**Dataset listings of figures**
┄┄┄┄┄┄┄┄┄┄

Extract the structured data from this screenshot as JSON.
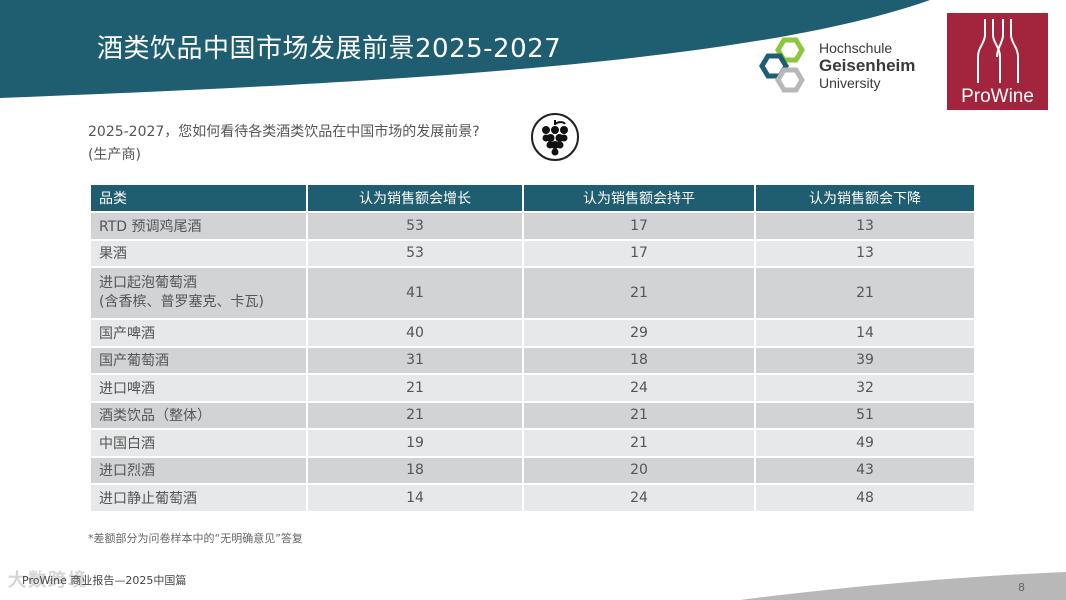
{
  "title": "酒类饮品中国市场发展前景2025-2027",
  "logos": {
    "university": {
      "line1": "Hochschule",
      "line2": "Geisenheim",
      "line3": "University"
    },
    "prowine": "ProWine"
  },
  "question": {
    "line1": "2025-2027，您如何看待各类酒类饮品在中国市场的发展前景?",
    "line2": "(生产商)"
  },
  "table": {
    "headers": [
      "品类",
      "认为销售额会增长",
      "认为销售额会持平",
      "认为销售额会下降"
    ],
    "rows": [
      {
        "category": "RTD 预调鸡尾酒",
        "grow": "53",
        "flat": "17",
        "decline": "13"
      },
      {
        "category": "果酒",
        "grow": "53",
        "flat": "17",
        "decline": "13"
      },
      {
        "category": "进口起泡葡萄酒",
        "category2": "(含香槟、普罗塞克、卡瓦)",
        "grow": "41",
        "flat": "21",
        "decline": "21"
      },
      {
        "category": "国产啤酒",
        "grow": "40",
        "flat": "29",
        "decline": "14"
      },
      {
        "category": "国产葡萄酒",
        "grow": "31",
        "flat": "18",
        "decline": "39"
      },
      {
        "category": "进口啤酒",
        "grow": "21",
        "flat": "24",
        "decline": "32"
      },
      {
        "category": "酒类饮品（整体）",
        "grow": "21",
        "flat": "21",
        "decline": "51"
      },
      {
        "category": "中国白酒",
        "grow": "19",
        "flat": "21",
        "decline": "49"
      },
      {
        "category": "进口烈酒",
        "grow": "18",
        "flat": "20",
        "decline": "43"
      },
      {
        "category": "进口静止葡萄酒",
        "grow": "14",
        "flat": "24",
        "decline": "48"
      }
    ]
  },
  "footnote": "*差额部分为问卷样本中的“无明确意见”答复",
  "footer": {
    "source": "ProWine 商业报告—2025中国篇",
    "watermark": "大数跨境",
    "page": "8"
  },
  "colors": {
    "header_band": "#1f5d70",
    "table_header": "#1f5d70",
    "row_dark": "#d1d3d4",
    "row_light": "#e7e8e9",
    "prowine_red": "#a3243d",
    "hgu_green": "#8dc63f"
  },
  "icons": [
    "grape-bunch-icon",
    "hexagon-logo-icon",
    "wine-bottles-icon"
  ]
}
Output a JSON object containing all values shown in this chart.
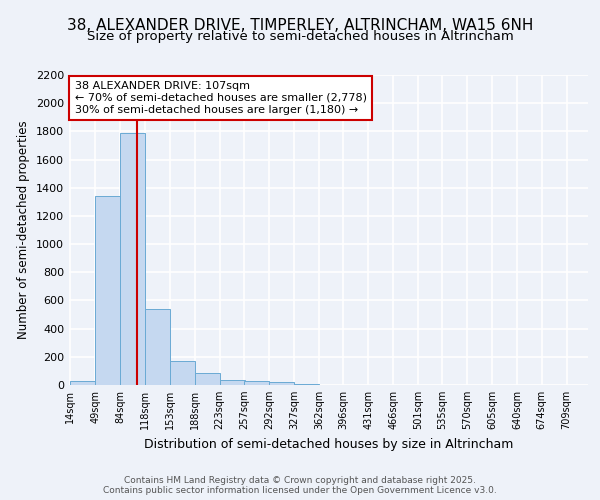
{
  "title1": "38, ALEXANDER DRIVE, TIMPERLEY, ALTRINCHAM, WA15 6NH",
  "title2": "Size of property relative to semi-detached houses in Altrincham",
  "xlabel": "Distribution of semi-detached houses by size in Altrincham",
  "ylabel": "Number of semi-detached properties",
  "bin_edges": [
    14,
    49,
    84,
    118,
    153,
    188,
    223,
    257,
    292,
    327,
    362,
    396,
    431,
    466,
    501,
    535,
    570,
    605,
    640,
    674,
    709
  ],
  "bar_heights": [
    30,
    1340,
    1790,
    540,
    170,
    85,
    35,
    25,
    18,
    10,
    0,
    0,
    0,
    0,
    0,
    0,
    0,
    0,
    0,
    0
  ],
  "bar_color": "#c5d8f0",
  "bar_edgecolor": "#6aaad4",
  "property_size": 107,
  "red_line_color": "#cc0000",
  "annotation_line1": "38 ALEXANDER DRIVE: 107sqm",
  "annotation_line2": "← 70% of semi-detached houses are smaller (2,778)",
  "annotation_line3": "30% of semi-detached houses are larger (1,180) →",
  "annotation_box_color": "#ffffff",
  "annotation_box_edgecolor": "#cc0000",
  "ylim": [
    0,
    2200
  ],
  "yticks": [
    0,
    200,
    400,
    600,
    800,
    1000,
    1200,
    1400,
    1600,
    1800,
    2000,
    2200
  ],
  "footer_text": "Contains HM Land Registry data © Crown copyright and database right 2025.\nContains public sector information licensed under the Open Government Licence v3.0.",
  "bg_color": "#eef2f9",
  "grid_color": "#ffffff",
  "title1_fontsize": 11,
  "title2_fontsize": 9.5,
  "annotation_fontsize": 8,
  "xlabel_fontsize": 9,
  "ylabel_fontsize": 8.5,
  "footer_fontsize": 6.5,
  "ytick_fontsize": 8,
  "xtick_fontsize": 7
}
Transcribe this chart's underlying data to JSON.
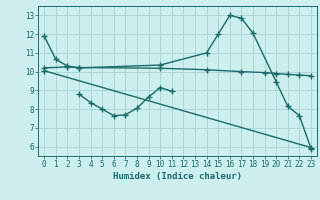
{
  "bg_color": "#cceeed",
  "grid_color": "#aad8d6",
  "line_color": "#1a6b6b",
  "line_width": 1.0,
  "marker": "+",
  "marker_size": 4,
  "marker_lw": 1.0,
  "xlim": [
    -0.5,
    23.5
  ],
  "ylim": [
    5.5,
    13.5
  ],
  "xticks": [
    0,
    1,
    2,
    3,
    4,
    5,
    6,
    7,
    8,
    9,
    10,
    11,
    12,
    13,
    14,
    15,
    16,
    17,
    18,
    19,
    20,
    21,
    22,
    23
  ],
  "yticks": [
    6,
    7,
    8,
    9,
    10,
    11,
    12,
    13
  ],
  "xlabel": "Humidex (Indice chaleur)",
  "curves": [
    {
      "x": [
        0,
        1,
        2,
        3,
        10,
        14,
        15,
        16,
        17,
        18,
        20,
        21,
        22,
        23
      ],
      "y": [
        11.9,
        10.65,
        10.3,
        10.2,
        10.35,
        11.0,
        12.0,
        13.0,
        12.85,
        12.05,
        9.45,
        8.15,
        7.65,
        5.9
      ]
    },
    {
      "x": [
        0,
        2,
        3,
        10,
        14,
        17,
        19,
        20,
        21,
        22,
        23
      ],
      "y": [
        10.2,
        10.25,
        10.22,
        10.18,
        10.1,
        10.0,
        9.95,
        9.9,
        9.85,
        9.82,
        9.78
      ]
    },
    {
      "x": [
        3,
        4,
        5,
        6,
        7,
        8,
        9,
        10,
        11
      ],
      "y": [
        8.8,
        8.35,
        8.0,
        7.65,
        7.7,
        8.05,
        8.65,
        9.15,
        8.95
      ]
    },
    {
      "x": [
        0,
        23
      ],
      "y": [
        10.05,
        5.95
      ]
    }
  ]
}
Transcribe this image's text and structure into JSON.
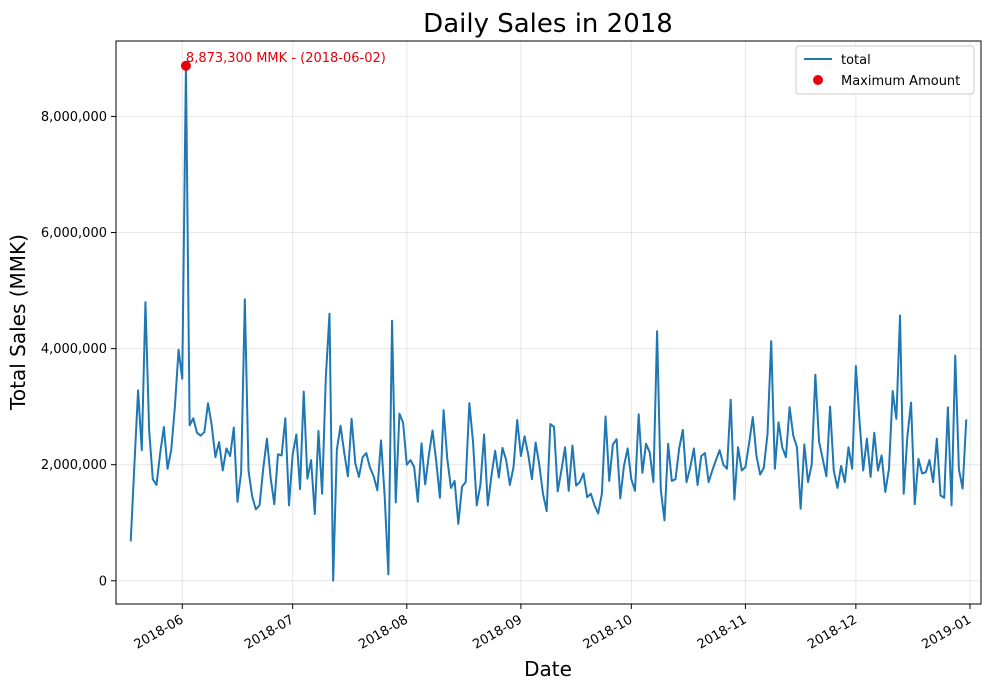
{
  "chart_data": {
    "type": "line",
    "title": "Daily Sales in 2018",
    "xlabel": "Date",
    "ylabel": "Total Sales (MMK)",
    "x_start": "2018-05-18",
    "x_end": "2018-12-31",
    "xlim": [
      "2018-05-14",
      "2019-01-04"
    ],
    "ylim": [
      -400000,
      9300000
    ],
    "x_ticks": [
      "2018-06-01",
      "2018-07-01",
      "2018-08-01",
      "2018-09-01",
      "2018-10-01",
      "2018-11-01",
      "2018-12-01",
      "2019-01-01"
    ],
    "x_tick_labels": [
      "2018-06",
      "2018-07",
      "2018-08",
      "2018-09",
      "2018-10",
      "2018-11",
      "2018-12",
      "2019-01"
    ],
    "y_ticks": [
      0,
      2000000,
      4000000,
      6000000,
      8000000
    ],
    "y_tick_labels": [
      "0",
      "2,000,000",
      "4,000,000",
      "6,000,000",
      "8,000,000"
    ],
    "grid": true,
    "legend_position": "top-right",
    "series": [
      {
        "name": "total",
        "color": "#1f77b4",
        "values": [
          680000,
          2000000,
          3280000,
          2250000,
          4800000,
          2600000,
          1750000,
          1650000,
          2200000,
          2650000,
          1930000,
          2250000,
          3000000,
          3980000,
          3480000,
          8873300,
          2680000,
          2800000,
          2550000,
          2500000,
          2560000,
          3060000,
          2680000,
          2130000,
          2390000,
          1900000,
          2280000,
          2150000,
          2640000,
          1360000,
          1870000,
          4850000,
          1900000,
          1450000,
          1230000,
          1300000,
          1930000,
          2450000,
          1780000,
          1320000,
          2180000,
          2160000,
          2800000,
          1300000,
          2180000,
          2520000,
          1580000,
          3260000,
          1760000,
          2080000,
          1150000,
          2580000,
          1500000,
          3500000,
          4600000,
          0,
          2260000,
          2670000,
          2210000,
          1800000,
          2790000,
          2030000,
          1790000,
          2130000,
          2200000,
          1950000,
          1800000,
          1560000,
          2420000,
          1450000,
          110000,
          4480000,
          1350000,
          2880000,
          2720000,
          2000000,
          2080000,
          1960000,
          1360000,
          2370000,
          1660000,
          2170000,
          2590000,
          2060000,
          1430000,
          2940000,
          2100000,
          1600000,
          1720000,
          980000,
          1620000,
          1700000,
          3060000,
          2390000,
          1300000,
          1650000,
          2520000,
          1300000,
          1810000,
          2240000,
          1780000,
          2290000,
          2080000,
          1650000,
          1960000,
          2770000,
          2150000,
          2490000,
          2170000,
          1750000,
          2380000,
          2000000,
          1500000,
          1200000,
          2700000,
          2650000,
          1540000,
          1900000,
          2300000,
          1550000,
          2330000,
          1640000,
          1700000,
          1850000,
          1440000,
          1500000,
          1300000,
          1160000,
          1500000,
          2830000,
          1720000,
          2350000,
          2440000,
          1420000,
          1980000,
          2280000,
          1750000,
          1550000,
          2870000,
          1860000,
          2360000,
          2210000,
          1700000,
          4300000,
          1580000,
          1040000,
          2360000,
          1720000,
          1750000,
          2280000,
          2600000,
          1700000,
          1950000,
          2280000,
          1650000,
          2150000,
          2200000,
          1700000,
          1900000,
          2080000,
          2250000,
          2000000,
          1930000,
          3120000,
          1400000,
          2300000,
          1900000,
          1960000,
          2370000,
          2820000,
          2150000,
          1830000,
          1950000,
          2530000,
          4130000,
          1930000,
          2730000,
          2300000,
          2130000,
          2990000,
          2500000,
          2300000,
          1240000,
          2350000,
          1700000,
          2000000,
          3550000,
          2400000,
          2100000,
          1800000,
          3000000,
          1900000,
          1600000,
          1980000,
          1700000,
          2300000,
          1930000,
          3700000,
          2750000,
          1900000,
          2450000,
          1790000,
          2550000,
          1900000,
          2160000,
          1530000,
          1930000,
          3270000,
          2790000,
          4570000,
          1500000,
          2490000,
          3070000,
          1320000,
          2100000,
          1850000,
          1870000,
          2080000,
          1700000,
          2450000,
          1470000,
          1430000,
          2990000,
          1300000,
          3880000,
          1920000,
          1590000,
          2780000
        ]
      }
    ],
    "highlight": {
      "name": "Maximum Amount",
      "date": "2018-06-02",
      "value": 8873300,
      "color": "#e8000b",
      "label": "8,873,300 MMK - (2018-06-02)"
    }
  }
}
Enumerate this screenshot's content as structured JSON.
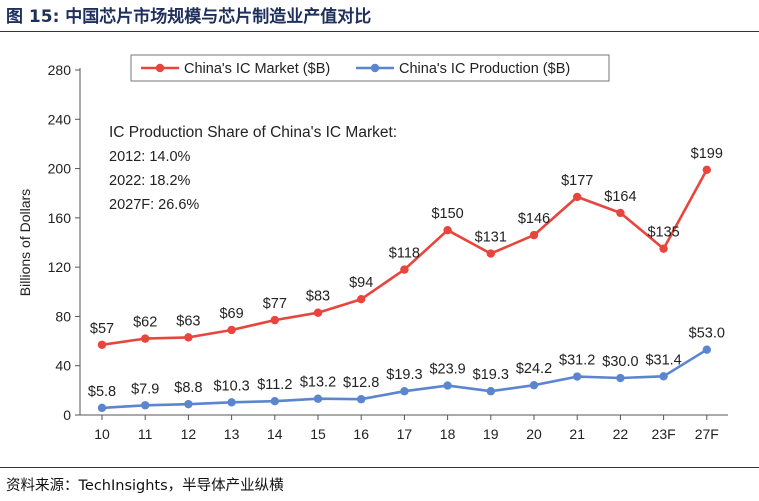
{
  "figure": {
    "label": "图 15:",
    "title": "中国芯片市场规模与芯片制造业产值对比"
  },
  "source": "资料来源：TechInsights，半导体产业纵横",
  "chart_data": {
    "type": "line",
    "categories": [
      "10",
      "11",
      "12",
      "13",
      "14",
      "15",
      "16",
      "17",
      "18",
      "19",
      "20",
      "21",
      "22",
      "23F",
      "27F"
    ],
    "ylabel": "Billions of Dollars",
    "xlabel": "",
    "ylim": [
      0,
      280
    ],
    "yticks": [
      0,
      40,
      80,
      120,
      160,
      200,
      240,
      280
    ],
    "grid": false,
    "legend_position": "top",
    "series": [
      {
        "name": "China's IC Market ($B)",
        "color": "#e8453c",
        "values": [
          57,
          62,
          63,
          69,
          77,
          83,
          94,
          118,
          150,
          131,
          146,
          177,
          164,
          135,
          199
        ],
        "labels": [
          "$57",
          "$62",
          "$63",
          "$69",
          "$77",
          "$83",
          "$94",
          "$118",
          "$150",
          "$131",
          "$146",
          "$177",
          "$164",
          "$135",
          "$199"
        ]
      },
      {
        "name": "China's IC Production ($B)",
        "color": "#5b86cf",
        "values": [
          5.8,
          7.9,
          8.8,
          10.3,
          11.2,
          13.2,
          12.8,
          19.3,
          23.9,
          19.3,
          24.2,
          31.2,
          30.0,
          31.4,
          53.0
        ],
        "labels": [
          "$5.8",
          "$7.9",
          "$8.8",
          "$10.3",
          "$11.2",
          "$13.2",
          "$12.8",
          "$19.3",
          "$23.9",
          "$19.3",
          "$24.2",
          "$31.2",
          "$30.0",
          "$31.4",
          "$53.0"
        ]
      }
    ],
    "annotation": {
      "heading": "IC Production Share of China's IC Market:",
      "lines": [
        "2012: 14.0%",
        "2022: 18.2%",
        "2027F: 26.6%"
      ]
    }
  }
}
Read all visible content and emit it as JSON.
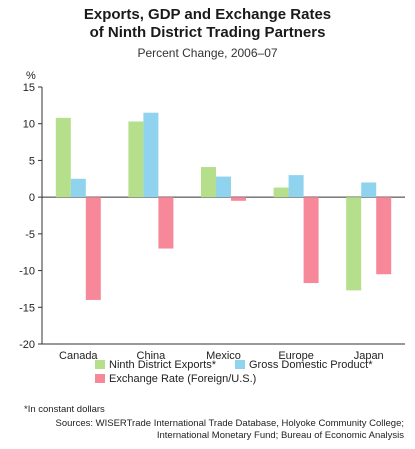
{
  "chart_data": {
    "type": "bar",
    "title_line1": "Exports, GDP and Exchange Rates",
    "title_line2": "of Ninth District Trading Partners",
    "subtitle": "Percent Change, 2006–07",
    "ylabel": "%",
    "ylim": [
      -20,
      15
    ],
    "yticks": [
      15,
      10,
      5,
      0,
      -5,
      -10,
      -15,
      -20
    ],
    "categories": [
      "Canada",
      "China",
      "Mexico",
      "Europe",
      "Japan"
    ],
    "series": [
      {
        "name": "Ninth District Exports*",
        "color": "#b5df8a",
        "values": [
          10.8,
          10.3,
          4.1,
          1.3,
          -12.7
        ]
      },
      {
        "name": "Gross Domestic Product*",
        "color": "#8fd3ee",
        "values": [
          2.5,
          11.5,
          2.8,
          3.0,
          2.0
        ]
      },
      {
        "name": "Exchange Rate (Foreign/U.S.)",
        "color": "#f7889a",
        "values": [
          -14.0,
          -7.0,
          -0.5,
          -11.7,
          -10.5
        ]
      }
    ],
    "grid": false,
    "legend_placement": "bottom"
  },
  "footnote": "*In constant dollars",
  "sources": [
    "Sources: WISERTrade International Trade Database, Holyoke Community College;",
    "International Monetary Fund; Bureau of Economic Analysis"
  ]
}
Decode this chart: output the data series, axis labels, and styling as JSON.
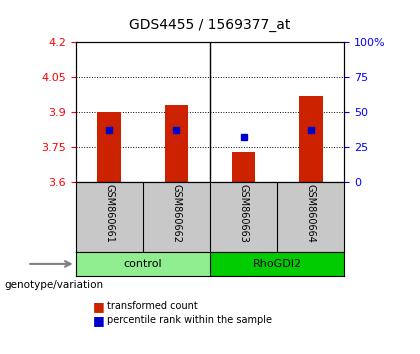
{
  "title": "GDS4455 / 1569377_at",
  "samples": [
    "GSM860661",
    "GSM860662",
    "GSM860663",
    "GSM860664"
  ],
  "groups": [
    "control",
    "control",
    "RhoGDI2",
    "RhoGDI2"
  ],
  "group_colors": {
    "control": "#90EE90",
    "RhoGDI2": "#00CC00"
  },
  "bar_bottom": 3.6,
  "bar_tops": [
    3.9,
    3.93,
    3.73,
    3.97
  ],
  "percentile_values": [
    3.825,
    3.825,
    3.795,
    3.825
  ],
  "ylim_left": [
    3.6,
    4.2
  ],
  "ylim_right": [
    0,
    100
  ],
  "yticks_left": [
    3.6,
    3.75,
    3.9,
    4.05,
    4.2
  ],
  "yticks_right": [
    0,
    25,
    50,
    75,
    100
  ],
  "ytick_labels_left": [
    "3.6",
    "3.75",
    "3.9",
    "4.05",
    "4.2"
  ],
  "ytick_labels_right": [
    "0",
    "25",
    "50",
    "75",
    "100%"
  ],
  "bar_color": "#CC2200",
  "marker_color": "#0000CC",
  "bg_color": "#FFFFFF",
  "plot_bg": "#FFFFFF",
  "legend_red_label": "transformed count",
  "legend_blue_label": "percentile rank within the sample",
  "genotype_label": "genotype/variation"
}
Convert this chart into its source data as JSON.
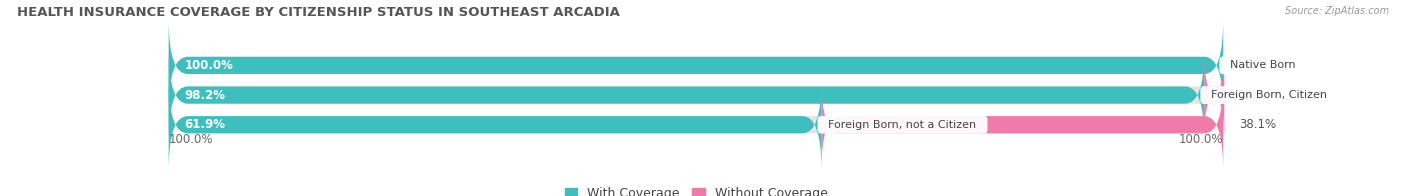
{
  "title": "HEALTH INSURANCE COVERAGE BY CITIZENSHIP STATUS IN SOUTHEAST ARCADIA",
  "source": "Source: ZipAtlas.com",
  "categories": [
    "Native Born",
    "Foreign Born, Citizen",
    "Foreign Born, not a Citizen"
  ],
  "with_coverage": [
    100.0,
    98.2,
    61.9
  ],
  "without_coverage": [
    0.0,
    1.9,
    38.1
  ],
  "color_with": "#3dbfbf",
  "color_with_light": "#a8dede",
  "color_without": "#f07aaa",
  "color_bg_bar": "#e4e4e4",
  "legend_with": "With Coverage",
  "legend_without": "Without Coverage",
  "left_label": "100.0%",
  "right_label": "100.0%",
  "title_fontsize": 9.5,
  "bar_height": 0.58,
  "figsize": [
    14.06,
    1.96
  ],
  "dpi": 100
}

┄┄┄┄┄┄┄┄┄┄

**EXERCISE PROMPT**
Locate the lines above that hold the word "structured". Show every one of them.

**EXERCISE OUTPUT**
Extract the structured data from this screenshot as JSON.
Enumerate this screenshot's content as structured JSON.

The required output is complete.